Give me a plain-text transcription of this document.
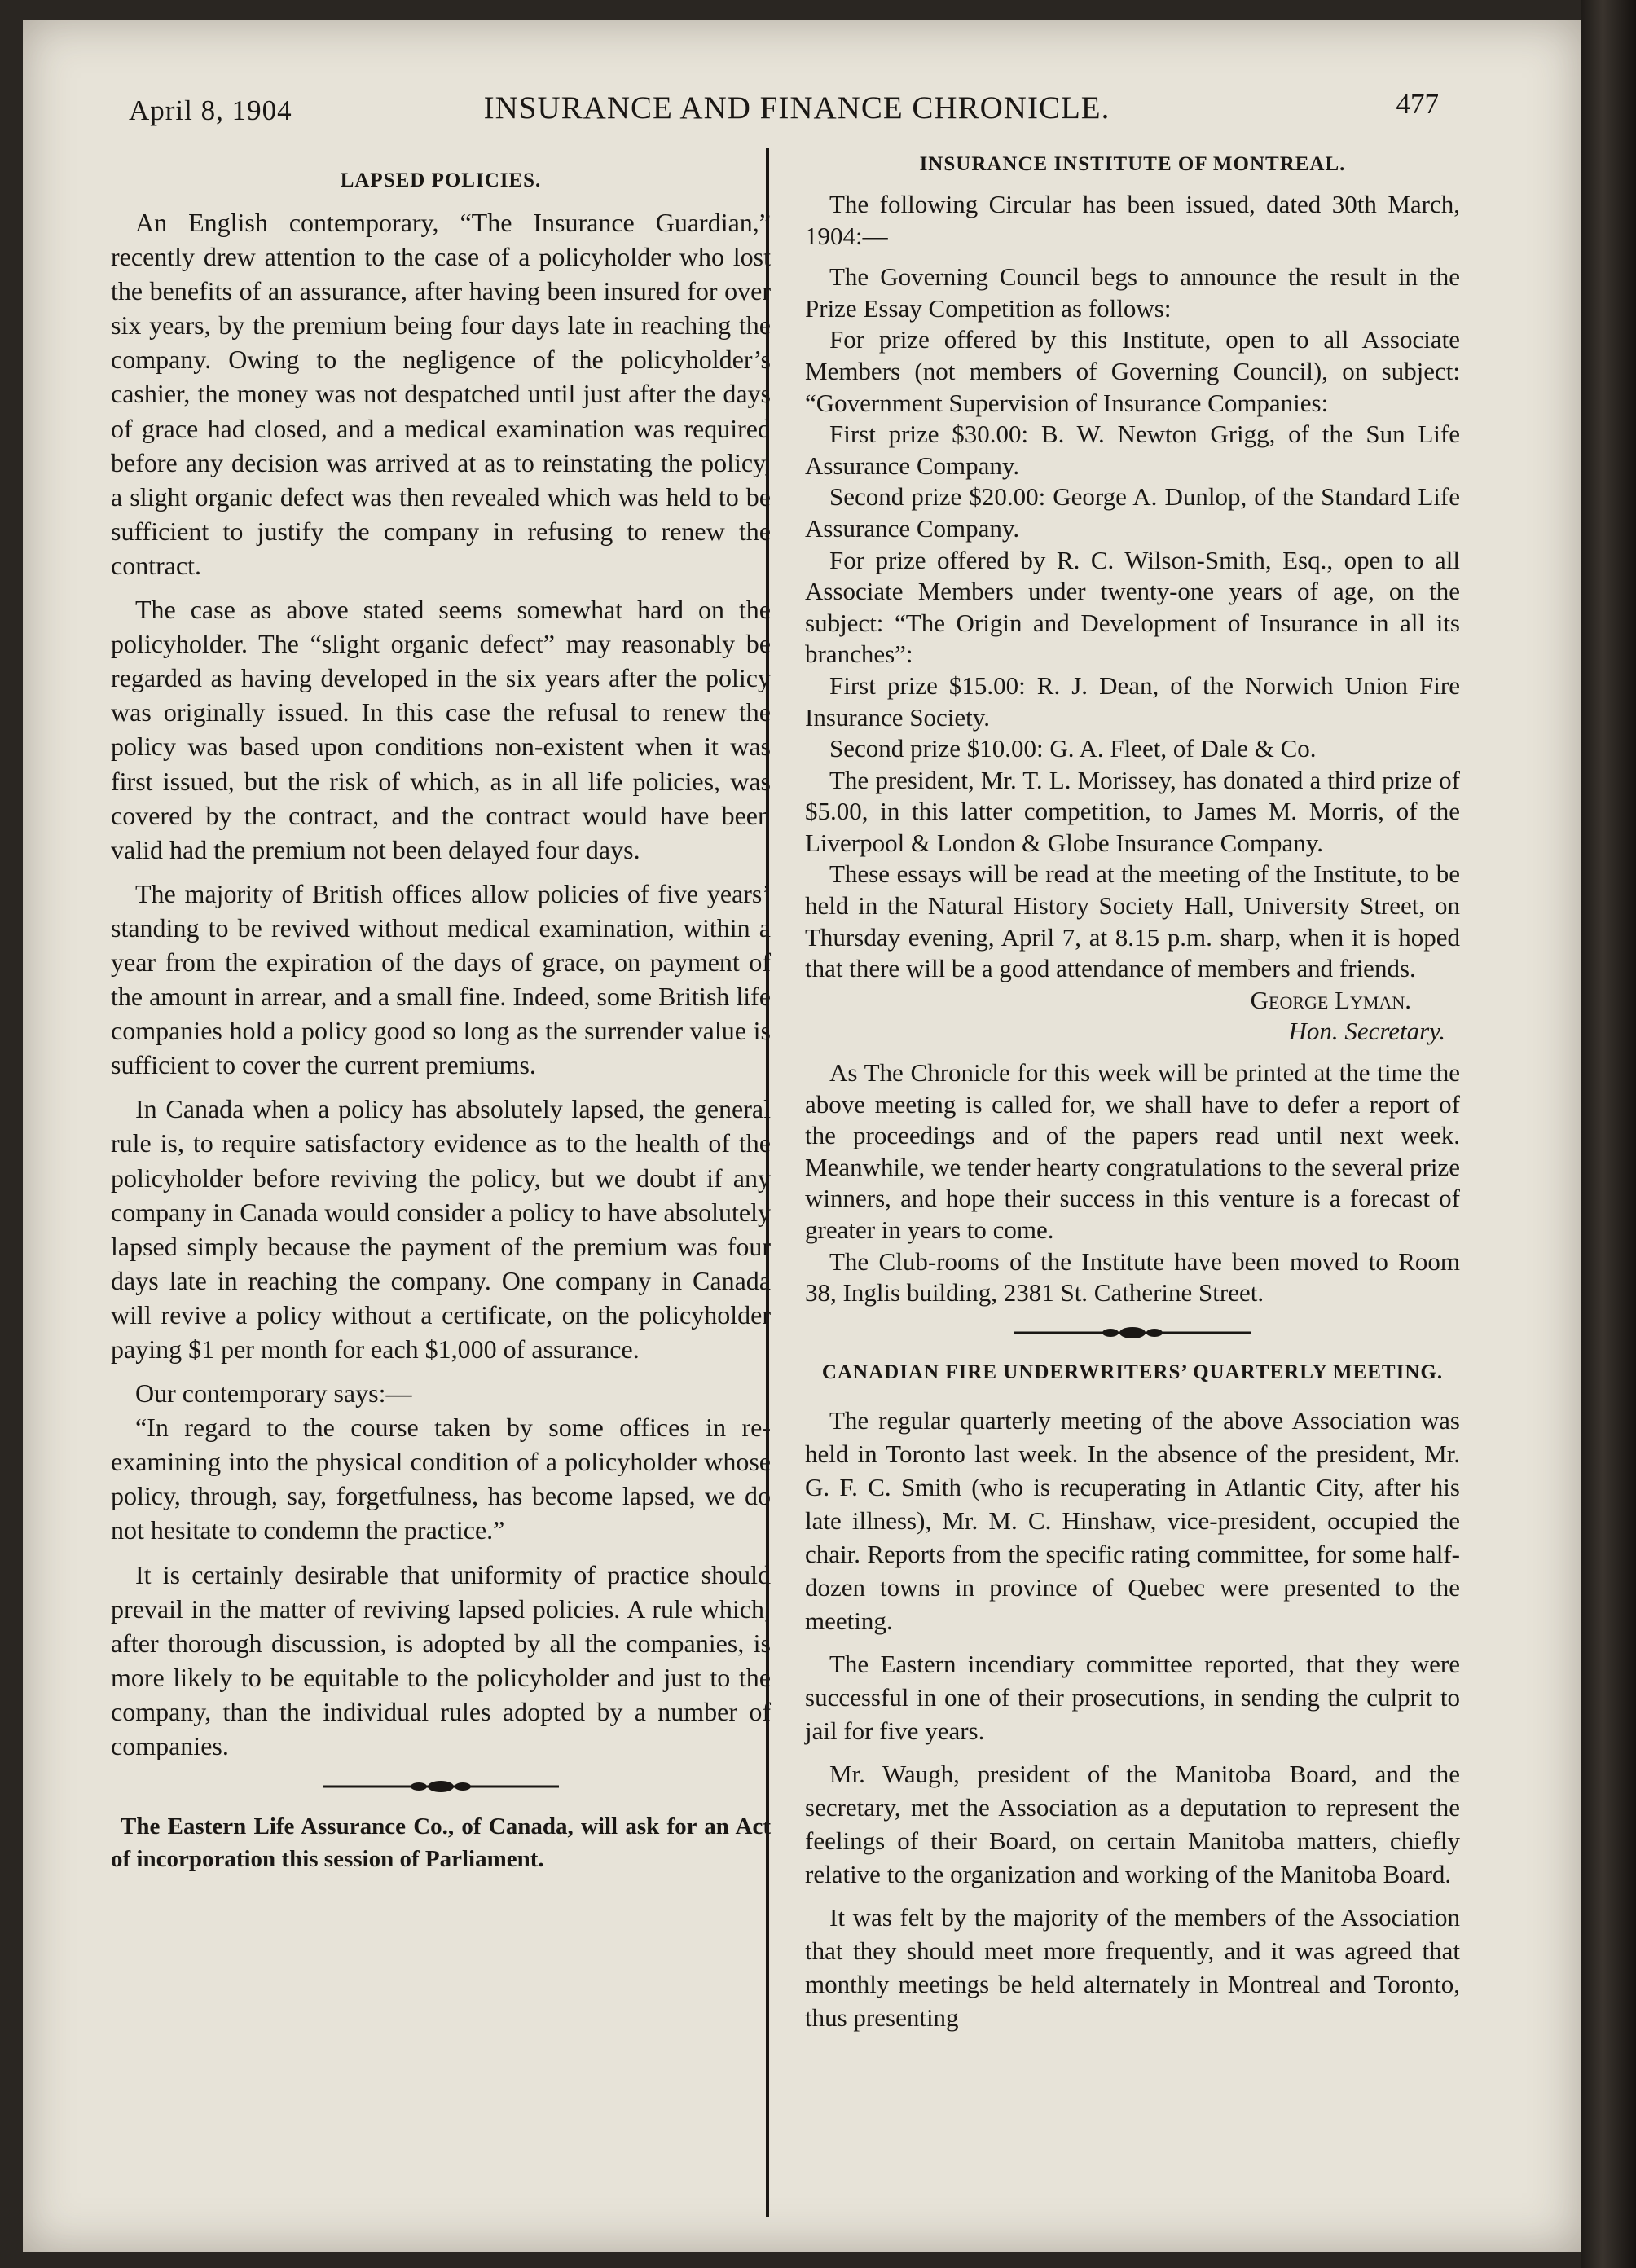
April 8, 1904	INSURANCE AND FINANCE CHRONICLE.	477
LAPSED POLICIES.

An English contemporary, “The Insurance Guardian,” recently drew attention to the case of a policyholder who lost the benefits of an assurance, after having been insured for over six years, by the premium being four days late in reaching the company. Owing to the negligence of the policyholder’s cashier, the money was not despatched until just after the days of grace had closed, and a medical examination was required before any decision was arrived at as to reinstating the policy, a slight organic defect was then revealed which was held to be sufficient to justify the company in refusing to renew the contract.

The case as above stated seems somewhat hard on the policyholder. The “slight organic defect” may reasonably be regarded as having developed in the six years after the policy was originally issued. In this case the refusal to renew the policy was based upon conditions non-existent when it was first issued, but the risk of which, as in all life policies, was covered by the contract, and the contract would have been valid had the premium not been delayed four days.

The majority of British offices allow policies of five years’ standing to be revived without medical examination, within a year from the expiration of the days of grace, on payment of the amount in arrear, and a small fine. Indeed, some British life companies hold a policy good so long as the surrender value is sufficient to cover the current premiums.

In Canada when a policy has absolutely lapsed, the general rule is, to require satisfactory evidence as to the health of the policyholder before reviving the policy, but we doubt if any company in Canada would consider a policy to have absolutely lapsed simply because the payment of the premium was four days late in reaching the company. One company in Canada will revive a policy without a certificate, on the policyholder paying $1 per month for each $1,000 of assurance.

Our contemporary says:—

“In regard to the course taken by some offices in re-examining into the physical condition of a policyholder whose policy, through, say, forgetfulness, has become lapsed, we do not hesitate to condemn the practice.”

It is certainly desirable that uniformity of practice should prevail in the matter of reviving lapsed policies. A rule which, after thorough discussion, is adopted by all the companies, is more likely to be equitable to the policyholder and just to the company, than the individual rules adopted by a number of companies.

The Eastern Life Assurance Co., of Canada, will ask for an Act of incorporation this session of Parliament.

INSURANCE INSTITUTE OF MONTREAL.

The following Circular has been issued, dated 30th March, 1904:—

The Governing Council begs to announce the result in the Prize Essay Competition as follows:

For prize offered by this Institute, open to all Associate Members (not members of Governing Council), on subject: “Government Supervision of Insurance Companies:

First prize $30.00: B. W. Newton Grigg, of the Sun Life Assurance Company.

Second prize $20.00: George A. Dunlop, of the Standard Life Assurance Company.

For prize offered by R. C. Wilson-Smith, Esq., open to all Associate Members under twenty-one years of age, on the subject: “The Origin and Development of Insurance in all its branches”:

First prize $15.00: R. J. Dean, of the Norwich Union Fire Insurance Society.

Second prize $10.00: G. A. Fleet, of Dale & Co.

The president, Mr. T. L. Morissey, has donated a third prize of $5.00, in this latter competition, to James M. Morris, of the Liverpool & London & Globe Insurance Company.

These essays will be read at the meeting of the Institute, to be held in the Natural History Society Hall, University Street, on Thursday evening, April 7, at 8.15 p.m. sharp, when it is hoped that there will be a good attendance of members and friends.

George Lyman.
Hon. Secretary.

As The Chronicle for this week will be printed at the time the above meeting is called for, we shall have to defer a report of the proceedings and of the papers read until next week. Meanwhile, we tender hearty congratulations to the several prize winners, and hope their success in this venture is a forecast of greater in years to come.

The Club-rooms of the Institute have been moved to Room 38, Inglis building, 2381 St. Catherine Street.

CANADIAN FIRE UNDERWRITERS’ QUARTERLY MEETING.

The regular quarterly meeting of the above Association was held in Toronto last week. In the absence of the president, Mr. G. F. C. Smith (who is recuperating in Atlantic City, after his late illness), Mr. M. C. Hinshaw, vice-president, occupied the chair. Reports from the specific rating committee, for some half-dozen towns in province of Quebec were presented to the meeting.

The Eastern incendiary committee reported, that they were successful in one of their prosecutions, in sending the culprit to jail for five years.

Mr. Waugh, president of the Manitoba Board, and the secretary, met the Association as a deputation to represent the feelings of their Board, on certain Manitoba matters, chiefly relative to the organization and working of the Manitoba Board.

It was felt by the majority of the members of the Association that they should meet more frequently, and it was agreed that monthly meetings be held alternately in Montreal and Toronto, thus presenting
::::::::
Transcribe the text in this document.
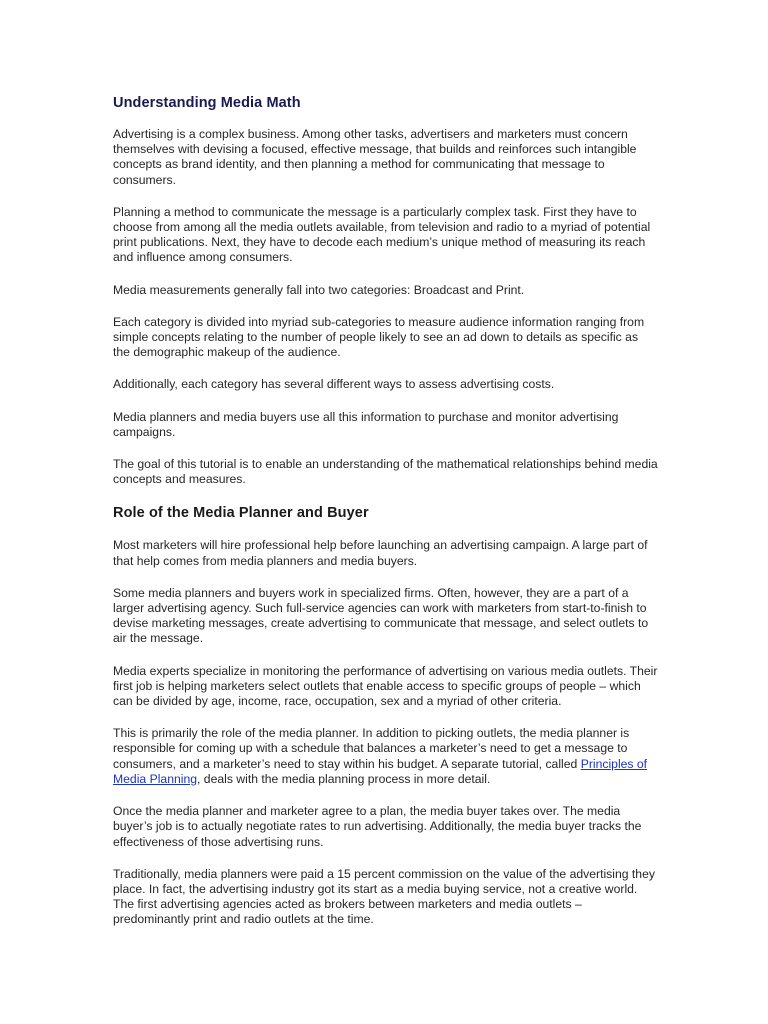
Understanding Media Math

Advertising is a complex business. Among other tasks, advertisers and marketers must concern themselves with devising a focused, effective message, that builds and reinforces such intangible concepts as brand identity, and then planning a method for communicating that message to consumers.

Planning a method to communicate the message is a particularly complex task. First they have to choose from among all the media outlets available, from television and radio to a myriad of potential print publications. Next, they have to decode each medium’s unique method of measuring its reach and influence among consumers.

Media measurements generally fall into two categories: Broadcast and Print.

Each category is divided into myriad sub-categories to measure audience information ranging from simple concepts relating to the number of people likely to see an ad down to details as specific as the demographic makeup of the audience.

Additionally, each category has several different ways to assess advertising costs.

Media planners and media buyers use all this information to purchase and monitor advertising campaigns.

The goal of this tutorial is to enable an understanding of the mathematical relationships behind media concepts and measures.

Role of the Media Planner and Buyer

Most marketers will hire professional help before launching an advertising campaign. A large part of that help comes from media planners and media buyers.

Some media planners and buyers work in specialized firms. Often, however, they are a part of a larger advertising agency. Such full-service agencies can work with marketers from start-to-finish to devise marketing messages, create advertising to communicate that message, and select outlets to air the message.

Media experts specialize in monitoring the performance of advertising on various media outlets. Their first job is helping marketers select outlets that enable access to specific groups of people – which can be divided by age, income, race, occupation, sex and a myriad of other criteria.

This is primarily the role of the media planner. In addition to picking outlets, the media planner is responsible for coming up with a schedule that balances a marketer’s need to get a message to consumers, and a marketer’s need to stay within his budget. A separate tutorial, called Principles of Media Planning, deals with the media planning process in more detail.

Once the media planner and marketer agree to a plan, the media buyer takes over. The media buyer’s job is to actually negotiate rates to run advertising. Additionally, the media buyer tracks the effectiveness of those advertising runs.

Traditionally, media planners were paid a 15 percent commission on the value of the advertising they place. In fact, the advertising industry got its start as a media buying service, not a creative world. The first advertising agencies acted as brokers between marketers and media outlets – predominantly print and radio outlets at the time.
::::::::
• [Problem] Tally up the lines of the listing containing the word "rule". Give only the total.

• [Written answer] 2